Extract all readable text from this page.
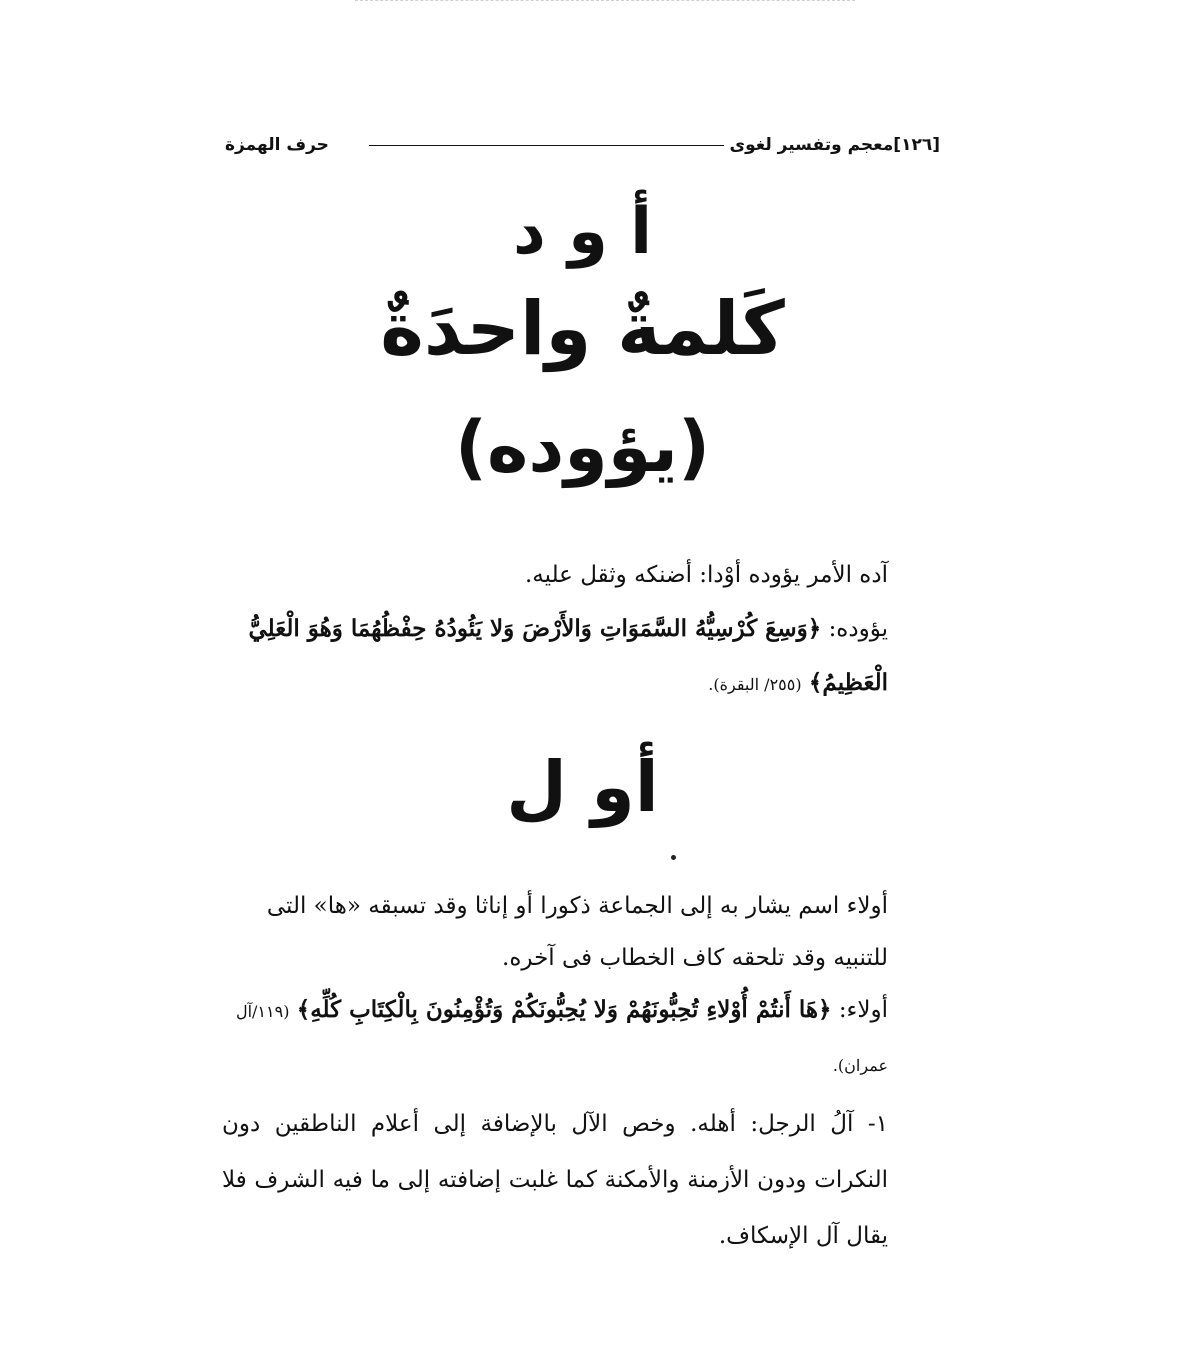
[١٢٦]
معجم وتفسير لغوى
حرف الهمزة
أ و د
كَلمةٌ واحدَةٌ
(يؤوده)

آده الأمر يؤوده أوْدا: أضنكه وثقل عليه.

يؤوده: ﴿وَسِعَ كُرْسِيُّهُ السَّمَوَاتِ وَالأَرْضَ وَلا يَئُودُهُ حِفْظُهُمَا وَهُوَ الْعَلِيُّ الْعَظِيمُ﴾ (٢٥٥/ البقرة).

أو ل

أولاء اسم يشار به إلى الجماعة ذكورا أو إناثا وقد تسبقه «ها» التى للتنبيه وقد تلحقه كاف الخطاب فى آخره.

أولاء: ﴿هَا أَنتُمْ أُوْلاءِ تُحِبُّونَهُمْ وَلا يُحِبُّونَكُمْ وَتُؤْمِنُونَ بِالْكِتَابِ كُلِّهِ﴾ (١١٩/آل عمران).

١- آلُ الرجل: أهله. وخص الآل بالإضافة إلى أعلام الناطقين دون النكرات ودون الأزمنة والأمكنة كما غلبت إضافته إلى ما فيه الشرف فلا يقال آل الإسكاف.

============

→ **REQUIRED TASK**
For the listing above, give the number of lines in which the string "يؤوده" occurs, and nothing else.

→ **TASK RESPONSE**
3